• Recorded data
[START]

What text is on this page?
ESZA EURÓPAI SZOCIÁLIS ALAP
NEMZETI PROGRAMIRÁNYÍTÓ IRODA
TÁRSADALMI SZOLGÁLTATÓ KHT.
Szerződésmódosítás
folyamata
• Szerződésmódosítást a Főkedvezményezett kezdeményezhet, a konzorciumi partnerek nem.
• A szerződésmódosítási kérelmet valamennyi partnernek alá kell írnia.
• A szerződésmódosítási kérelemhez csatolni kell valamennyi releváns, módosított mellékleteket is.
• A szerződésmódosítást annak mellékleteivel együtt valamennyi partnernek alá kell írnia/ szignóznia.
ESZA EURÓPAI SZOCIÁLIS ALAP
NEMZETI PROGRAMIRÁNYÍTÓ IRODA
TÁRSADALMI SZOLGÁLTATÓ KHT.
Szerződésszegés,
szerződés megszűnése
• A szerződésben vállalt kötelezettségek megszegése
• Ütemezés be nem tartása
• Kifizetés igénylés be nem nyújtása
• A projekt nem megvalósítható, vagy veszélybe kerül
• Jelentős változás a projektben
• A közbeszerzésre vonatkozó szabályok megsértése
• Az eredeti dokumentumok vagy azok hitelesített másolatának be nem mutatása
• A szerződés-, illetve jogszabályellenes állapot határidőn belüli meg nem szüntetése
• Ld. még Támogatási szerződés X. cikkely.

[END]

• Stated task
Copy each line containing the word "vagy" from the data.

• Result of this exercise
• A projekt nem megvalósítható, vagy veszélybe kerül
• Az eredeti dokumentumok vagy azok hitelesített másolatának be nem mutatása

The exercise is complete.